### TASK DESCRIPTION
For every line in the data below that contains "chiến", copy the line.

### DATASET
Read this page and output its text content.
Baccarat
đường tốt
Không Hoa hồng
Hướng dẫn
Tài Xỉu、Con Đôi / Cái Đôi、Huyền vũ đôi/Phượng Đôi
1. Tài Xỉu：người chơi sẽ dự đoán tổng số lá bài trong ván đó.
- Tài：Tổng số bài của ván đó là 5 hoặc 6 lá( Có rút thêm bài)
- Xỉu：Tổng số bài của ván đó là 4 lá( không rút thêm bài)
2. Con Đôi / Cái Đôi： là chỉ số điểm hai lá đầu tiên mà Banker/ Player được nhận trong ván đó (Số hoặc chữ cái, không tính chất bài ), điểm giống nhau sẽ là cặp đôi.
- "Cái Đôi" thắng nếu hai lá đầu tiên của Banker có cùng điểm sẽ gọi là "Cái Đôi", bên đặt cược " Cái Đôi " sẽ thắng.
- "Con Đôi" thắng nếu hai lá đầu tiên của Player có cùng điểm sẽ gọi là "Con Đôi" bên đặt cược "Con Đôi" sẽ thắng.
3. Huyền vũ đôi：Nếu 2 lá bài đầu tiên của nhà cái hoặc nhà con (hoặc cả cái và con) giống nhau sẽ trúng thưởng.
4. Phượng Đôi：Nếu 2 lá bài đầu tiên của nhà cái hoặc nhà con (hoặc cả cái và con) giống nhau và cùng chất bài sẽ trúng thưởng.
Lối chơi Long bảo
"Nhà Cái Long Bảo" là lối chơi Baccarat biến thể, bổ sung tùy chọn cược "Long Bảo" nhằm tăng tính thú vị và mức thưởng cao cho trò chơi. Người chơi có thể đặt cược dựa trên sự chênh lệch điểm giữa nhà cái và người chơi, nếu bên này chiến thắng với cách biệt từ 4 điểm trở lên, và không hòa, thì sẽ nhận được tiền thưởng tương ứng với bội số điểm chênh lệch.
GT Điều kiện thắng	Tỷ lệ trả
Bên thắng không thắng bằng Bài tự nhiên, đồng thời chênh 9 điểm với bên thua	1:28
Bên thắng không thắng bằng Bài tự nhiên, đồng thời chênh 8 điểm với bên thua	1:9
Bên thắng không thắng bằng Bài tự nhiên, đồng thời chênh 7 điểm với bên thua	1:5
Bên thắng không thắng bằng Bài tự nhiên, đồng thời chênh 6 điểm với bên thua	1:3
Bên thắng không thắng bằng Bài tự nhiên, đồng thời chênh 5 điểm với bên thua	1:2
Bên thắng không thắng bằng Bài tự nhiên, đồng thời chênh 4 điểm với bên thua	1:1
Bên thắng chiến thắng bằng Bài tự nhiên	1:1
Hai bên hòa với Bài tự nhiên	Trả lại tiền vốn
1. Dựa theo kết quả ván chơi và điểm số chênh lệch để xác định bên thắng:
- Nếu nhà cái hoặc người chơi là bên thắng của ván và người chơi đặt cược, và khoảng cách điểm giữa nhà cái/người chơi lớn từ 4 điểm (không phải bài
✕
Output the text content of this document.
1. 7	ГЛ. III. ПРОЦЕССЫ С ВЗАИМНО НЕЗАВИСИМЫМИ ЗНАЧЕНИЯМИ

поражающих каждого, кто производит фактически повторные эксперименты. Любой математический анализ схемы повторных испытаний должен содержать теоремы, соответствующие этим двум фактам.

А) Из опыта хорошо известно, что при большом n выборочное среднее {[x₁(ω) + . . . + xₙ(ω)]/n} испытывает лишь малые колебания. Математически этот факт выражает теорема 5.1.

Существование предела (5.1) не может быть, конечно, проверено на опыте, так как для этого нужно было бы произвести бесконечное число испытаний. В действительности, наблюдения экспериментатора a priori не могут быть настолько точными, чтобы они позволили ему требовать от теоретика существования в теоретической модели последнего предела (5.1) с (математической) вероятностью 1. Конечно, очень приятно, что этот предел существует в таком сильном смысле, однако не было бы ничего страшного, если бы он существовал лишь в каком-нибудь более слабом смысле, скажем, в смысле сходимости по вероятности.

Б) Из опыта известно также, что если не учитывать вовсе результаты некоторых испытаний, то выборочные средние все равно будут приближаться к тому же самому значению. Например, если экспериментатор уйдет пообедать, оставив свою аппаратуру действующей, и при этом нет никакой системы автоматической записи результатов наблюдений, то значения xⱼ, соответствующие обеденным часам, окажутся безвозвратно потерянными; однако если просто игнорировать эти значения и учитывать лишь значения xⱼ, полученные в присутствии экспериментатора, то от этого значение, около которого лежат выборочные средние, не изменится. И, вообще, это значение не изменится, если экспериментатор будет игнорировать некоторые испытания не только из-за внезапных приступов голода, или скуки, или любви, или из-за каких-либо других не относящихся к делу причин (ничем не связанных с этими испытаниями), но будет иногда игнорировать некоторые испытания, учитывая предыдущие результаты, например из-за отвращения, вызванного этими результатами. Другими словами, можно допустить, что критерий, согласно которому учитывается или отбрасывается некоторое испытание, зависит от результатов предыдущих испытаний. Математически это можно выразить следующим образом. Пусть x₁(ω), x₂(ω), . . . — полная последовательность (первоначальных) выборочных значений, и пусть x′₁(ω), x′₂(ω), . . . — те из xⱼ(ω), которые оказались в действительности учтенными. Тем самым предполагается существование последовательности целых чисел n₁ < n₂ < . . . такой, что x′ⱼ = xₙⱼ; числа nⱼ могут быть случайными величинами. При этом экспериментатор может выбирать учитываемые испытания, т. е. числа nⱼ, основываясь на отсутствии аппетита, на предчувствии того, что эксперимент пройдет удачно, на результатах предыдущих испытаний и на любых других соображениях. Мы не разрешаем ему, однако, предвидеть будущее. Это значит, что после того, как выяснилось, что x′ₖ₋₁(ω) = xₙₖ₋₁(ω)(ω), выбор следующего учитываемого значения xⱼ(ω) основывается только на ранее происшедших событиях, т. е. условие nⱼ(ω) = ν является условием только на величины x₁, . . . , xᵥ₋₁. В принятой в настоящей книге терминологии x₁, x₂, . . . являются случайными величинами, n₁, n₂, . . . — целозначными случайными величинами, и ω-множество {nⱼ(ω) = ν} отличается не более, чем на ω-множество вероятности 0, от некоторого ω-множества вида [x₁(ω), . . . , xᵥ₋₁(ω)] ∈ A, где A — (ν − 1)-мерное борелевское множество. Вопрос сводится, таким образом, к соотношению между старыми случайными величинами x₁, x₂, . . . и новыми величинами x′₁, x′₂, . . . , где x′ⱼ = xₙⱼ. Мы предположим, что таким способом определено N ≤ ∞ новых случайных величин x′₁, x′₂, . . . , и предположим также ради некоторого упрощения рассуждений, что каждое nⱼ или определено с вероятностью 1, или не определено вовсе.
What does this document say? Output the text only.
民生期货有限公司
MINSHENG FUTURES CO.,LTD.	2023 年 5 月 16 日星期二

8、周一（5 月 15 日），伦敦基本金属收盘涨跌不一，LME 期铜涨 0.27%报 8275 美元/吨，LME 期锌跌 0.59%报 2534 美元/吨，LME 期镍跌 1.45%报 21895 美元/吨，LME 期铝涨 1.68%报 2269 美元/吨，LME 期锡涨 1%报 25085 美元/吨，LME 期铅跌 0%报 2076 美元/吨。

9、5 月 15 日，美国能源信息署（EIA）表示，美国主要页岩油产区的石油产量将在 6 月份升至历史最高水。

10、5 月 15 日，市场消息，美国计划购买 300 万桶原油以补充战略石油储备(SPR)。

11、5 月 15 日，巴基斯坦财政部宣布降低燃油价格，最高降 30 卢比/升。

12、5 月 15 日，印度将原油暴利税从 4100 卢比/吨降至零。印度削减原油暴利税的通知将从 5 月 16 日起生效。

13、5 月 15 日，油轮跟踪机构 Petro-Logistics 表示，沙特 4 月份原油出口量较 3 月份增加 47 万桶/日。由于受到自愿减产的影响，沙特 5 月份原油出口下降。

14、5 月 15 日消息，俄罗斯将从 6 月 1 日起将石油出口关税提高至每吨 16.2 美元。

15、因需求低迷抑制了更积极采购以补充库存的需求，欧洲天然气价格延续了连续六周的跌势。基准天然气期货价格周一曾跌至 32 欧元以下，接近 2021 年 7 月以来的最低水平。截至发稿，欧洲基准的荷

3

### ANSWER IN FULL
"Nhà Cái Long Bảo" là lối chơi Baccarat biến thể, bổ sung tùy chọn cược "Long Bảo" nhằm tăng tính thú vị và mức thưởng cao cho trò chơi. Người chơi có thể đặt cược dựa trên sự chênh lệch điểm giữa nhà cái và người chơi, nếu bên này chiến thắng với cách biệt từ 4 điểm trở lên, và không hòa, thì sẽ nhận được tiền thưởng tương ứng với bội số điểm chênh lệch.
Bên thắng chiến thắng bằng Bài tự nhiên	1:1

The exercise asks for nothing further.